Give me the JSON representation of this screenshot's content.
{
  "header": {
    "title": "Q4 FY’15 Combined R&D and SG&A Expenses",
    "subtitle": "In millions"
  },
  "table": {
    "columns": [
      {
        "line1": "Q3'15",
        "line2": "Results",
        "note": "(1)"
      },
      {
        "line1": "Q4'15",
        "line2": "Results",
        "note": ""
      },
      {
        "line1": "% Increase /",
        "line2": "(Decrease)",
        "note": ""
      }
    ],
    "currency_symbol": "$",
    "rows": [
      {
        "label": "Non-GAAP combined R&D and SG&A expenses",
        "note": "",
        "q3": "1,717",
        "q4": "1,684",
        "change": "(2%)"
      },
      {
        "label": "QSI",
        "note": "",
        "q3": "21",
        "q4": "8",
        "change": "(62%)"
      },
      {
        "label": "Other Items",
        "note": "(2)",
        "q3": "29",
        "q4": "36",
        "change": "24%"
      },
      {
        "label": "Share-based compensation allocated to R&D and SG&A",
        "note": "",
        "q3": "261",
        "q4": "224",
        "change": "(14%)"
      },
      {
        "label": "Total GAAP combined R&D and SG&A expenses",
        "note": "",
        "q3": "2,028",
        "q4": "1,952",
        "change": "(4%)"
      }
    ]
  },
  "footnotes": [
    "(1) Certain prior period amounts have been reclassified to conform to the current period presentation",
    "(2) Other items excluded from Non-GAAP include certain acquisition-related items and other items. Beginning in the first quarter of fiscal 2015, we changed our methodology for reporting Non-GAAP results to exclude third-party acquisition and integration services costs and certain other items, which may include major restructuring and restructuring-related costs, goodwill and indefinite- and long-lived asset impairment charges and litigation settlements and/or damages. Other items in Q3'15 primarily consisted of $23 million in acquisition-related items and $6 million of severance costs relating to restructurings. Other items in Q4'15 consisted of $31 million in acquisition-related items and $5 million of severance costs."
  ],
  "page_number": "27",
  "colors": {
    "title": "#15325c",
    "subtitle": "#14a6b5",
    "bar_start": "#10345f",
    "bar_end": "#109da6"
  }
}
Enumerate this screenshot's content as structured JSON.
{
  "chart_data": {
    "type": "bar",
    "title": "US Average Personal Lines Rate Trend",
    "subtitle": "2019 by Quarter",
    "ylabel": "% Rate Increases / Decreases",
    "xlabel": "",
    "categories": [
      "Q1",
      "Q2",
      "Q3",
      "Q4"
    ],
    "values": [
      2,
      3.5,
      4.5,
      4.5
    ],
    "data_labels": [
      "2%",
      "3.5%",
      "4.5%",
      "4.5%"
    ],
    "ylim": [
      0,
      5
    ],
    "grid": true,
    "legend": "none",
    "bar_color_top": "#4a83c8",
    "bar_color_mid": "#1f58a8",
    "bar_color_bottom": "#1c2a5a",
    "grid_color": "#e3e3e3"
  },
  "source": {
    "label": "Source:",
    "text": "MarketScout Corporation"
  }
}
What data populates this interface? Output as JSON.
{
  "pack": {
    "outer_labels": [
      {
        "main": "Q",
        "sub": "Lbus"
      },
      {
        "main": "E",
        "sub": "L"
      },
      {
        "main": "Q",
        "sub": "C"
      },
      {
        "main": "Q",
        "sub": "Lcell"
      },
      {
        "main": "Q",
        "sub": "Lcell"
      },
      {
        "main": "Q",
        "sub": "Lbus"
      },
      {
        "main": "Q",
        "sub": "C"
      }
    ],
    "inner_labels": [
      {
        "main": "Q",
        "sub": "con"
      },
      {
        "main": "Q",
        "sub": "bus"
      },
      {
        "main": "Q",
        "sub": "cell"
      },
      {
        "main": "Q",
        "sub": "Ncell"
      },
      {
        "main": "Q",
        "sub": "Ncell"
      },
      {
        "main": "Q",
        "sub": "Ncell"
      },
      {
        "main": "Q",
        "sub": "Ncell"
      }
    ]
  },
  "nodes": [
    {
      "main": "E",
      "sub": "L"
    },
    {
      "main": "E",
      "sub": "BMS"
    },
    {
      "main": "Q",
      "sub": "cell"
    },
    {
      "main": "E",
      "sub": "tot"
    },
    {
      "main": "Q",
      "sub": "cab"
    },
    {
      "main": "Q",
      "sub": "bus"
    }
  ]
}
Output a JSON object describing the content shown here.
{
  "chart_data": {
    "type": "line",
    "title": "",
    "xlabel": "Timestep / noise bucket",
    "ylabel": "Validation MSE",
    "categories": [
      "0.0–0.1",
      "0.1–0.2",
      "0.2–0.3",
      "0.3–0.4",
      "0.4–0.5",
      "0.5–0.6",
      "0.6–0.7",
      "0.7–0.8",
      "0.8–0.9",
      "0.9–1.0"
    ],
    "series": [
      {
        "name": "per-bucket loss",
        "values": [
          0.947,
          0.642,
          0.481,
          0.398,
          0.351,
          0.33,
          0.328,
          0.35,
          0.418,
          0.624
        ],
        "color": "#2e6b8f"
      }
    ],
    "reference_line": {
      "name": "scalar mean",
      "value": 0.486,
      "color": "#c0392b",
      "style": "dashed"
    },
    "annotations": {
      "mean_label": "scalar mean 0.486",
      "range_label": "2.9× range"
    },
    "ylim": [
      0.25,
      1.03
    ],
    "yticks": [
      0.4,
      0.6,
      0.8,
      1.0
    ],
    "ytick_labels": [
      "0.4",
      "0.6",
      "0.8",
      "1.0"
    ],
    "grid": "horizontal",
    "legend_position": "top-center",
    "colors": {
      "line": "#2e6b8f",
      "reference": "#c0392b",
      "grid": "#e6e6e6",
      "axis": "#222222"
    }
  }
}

• **Brief**: Retype every record above exactly as it appears.

• **Answer in full**:
Give me the JSON representation of this screenshot's content.
{
  "header": {
    "title": "Q4 FY’15 Combined R&D and SG&A Expenses",
    "subtitle": "In millions"
  },
  "table": {
    "columns": [
      {
        "line1": "Q3'15",
        "line2": "Results",
        "note": "(1)"
      },
      {
        "line1": "Q4'15",
        "line2": "Results",
        "note": ""
      },
      {
        "line1": "% Increase /",
        "line2": "(Decrease)",
        "note": ""
      }
    ],
    "currency_symbol": "$",
    "rows": [
      {
        "label": "Non-GAAP combined R&D and SG&A expenses",
        "note": "",
        "q3": "1,717",
        "q4": "1,684",
        "change": "(2%)"
      },
      {
        "label": "QSI",
        "note": "",
        "q3": "21",
        "q4": "8",
        "change": "(62%)"
      },
      {
        "label": "Other Items",
        "note": "(2)",
        "q3": "29",
        "q4": "36",
        "change": "24%"
      },
      {
        "label": "Share-based compensation allocated to R&D and SG&A",
        "note": "",
        "q3": "261",
        "q4": "224",
        "change": "(14%)"
      },
      {
        "label": "Total GAAP combined R&D and SG&A expenses",
        "note": "",
        "q3": "2,028",
        "q4": "1,952",
        "change": "(4%)"
      }
    ]
  },
  "footnotes": [
    "(1) Certain prior period amounts have been reclassified to conform to the current period presentation",
    "(2) Other items excluded from Non-GAAP include certain acquisition-related items and other items. Beginning in the first quarter of fiscal 2015, we changed our methodology for reporting Non-GAAP results to exclude third-party acquisition and integration services costs and certain other items, which may include major restructuring and restructuring-related costs, goodwill and indefinite- and long-lived asset impairment charges and litigation settlements and/or damages. Other items in Q3'15 primarily consisted of $23 million in acquisition-related items and $6 million of severance costs relating to restructurings. Other items in Q4'15 consisted of $31 million in acquisition-related items and $5 million of severance costs."
  ],
  "page_number": "27",
  "colors": {
    "title": "#15325c",
    "subtitle": "#14a6b5",
    "bar_start": "#10345f",
    "bar_end": "#109da6"
  }
}
Enumerate this screenshot's content as structured JSON.
{
  "chart_data": {
    "type": "bar",
    "title": "US Average Personal Lines Rate Trend",
    "subtitle": "2019 by Quarter",
    "ylabel": "% Rate Increases / Decreases",
    "xlabel": "",
    "categories": [
      "Q1",
      "Q2",
      "Q3",
      "Q4"
    ],
    "values": [
      2,
      3.5,
      4.5,
      4.5
    ],
    "data_labels": [
      "2%",
      "3.5%",
      "4.5%",
      "4.5%"
    ],
    "ylim": [
      0,
      5
    ],
    "grid": true,
    "legend": "none",
    "bar_color_top": "#4a83c8",
    "bar_color_mid": "#1f58a8",
    "bar_color_bottom": "#1c2a5a",
    "grid_color": "#e3e3e3"
  },
  "source": {
    "label": "Source:",
    "text": "MarketScout Corporation"
  }
}
What data populates this interface? Output as JSON.
{
  "pack": {
    "outer_labels": [
      {
        "main": "Q",
        "sub": "Lbus"
      },
      {
        "main": "E",
        "sub": "L"
      },
      {
        "main": "Q",
        "sub": "C"
      },
      {
        "main": "Q",
        "sub": "Lcell"
      },
      {
        "main": "Q",
        "sub": "Lcell"
      },
      {
        "main": "Q",
        "sub": "Lbus"
      },
      {
        "main": "Q",
        "sub": "C"
      }
    ],
    "inner_labels": [
      {
        "main": "Q",
        "sub": "con"
      },
      {
        "main": "Q",
        "sub": "bus"
      },
      {
        "main": "Q",
        "sub": "cell"
      },
      {
        "main": "Q",
        "sub": "Ncell"
      },
      {
        "main": "Q",
        "sub": "Ncell"
      },
      {
        "main": "Q",
        "sub": "Ncell"
      },
      {
        "main": "Q",
        "sub": "Ncell"
      }
    ]
  },
  "nodes": [
    {
      "main": "E",
      "sub": "L"
    },
    {
      "main": "E",
      "sub": "BMS"
    },
    {
      "main": "Q",
      "sub": "cell"
    },
    {
      "main": "E",
      "sub": "tot"
    },
    {
      "main": "Q",
      "sub": "cab"
    },
    {
      "main": "Q",
      "sub": "bus"
    }
  ]
}
Output a JSON object describing the content shown here.
{
  "chart_data": {
    "type": "line",
    "title": "",
    "xlabel": "Timestep / noise bucket",
    "ylabel": "Validation MSE",
    "categories": [
      "0.0–0.1",
      "0.1–0.2",
      "0.2–0.3",
      "0.3–0.4",
      "0.4–0.5",
      "0.5–0.6",
      "0.6–0.7",
      "0.7–0.8",
      "0.8–0.9",
      "0.9–1.0"
    ],
    "series": [
      {
        "name": "per-bucket loss",
        "values": [
          0.947,
          0.642,
          0.481,
          0.398,
          0.351,
          0.33,
          0.328,
          0.35,
          0.418,
          0.624
        ],
        "color": "#2e6b8f"
      }
    ],
    "reference_line": {
      "name": "scalar mean",
      "value": 0.486,
      "color": "#c0392b",
      "style": "dashed"
    },
    "annotations": {
      "mean_label": "scalar mean 0.486",
      "range_label": "2.9× range"
    },
    "ylim": [
      0.25,
      1.03
    ],
    "yticks": [
      0.4,
      0.6,
      0.8,
      1.0
    ],
    "ytick_labels": [
      "0.4",
      "0.6",
      "0.8",
      "1.0"
    ],
    "grid": "horizontal",
    "legend_position": "top-center",
    "colors": {
      "line": "#2e6b8f",
      "reference": "#c0392b",
      "grid": "#e6e6e6",
      "axis": "#222222"
    }
  }
}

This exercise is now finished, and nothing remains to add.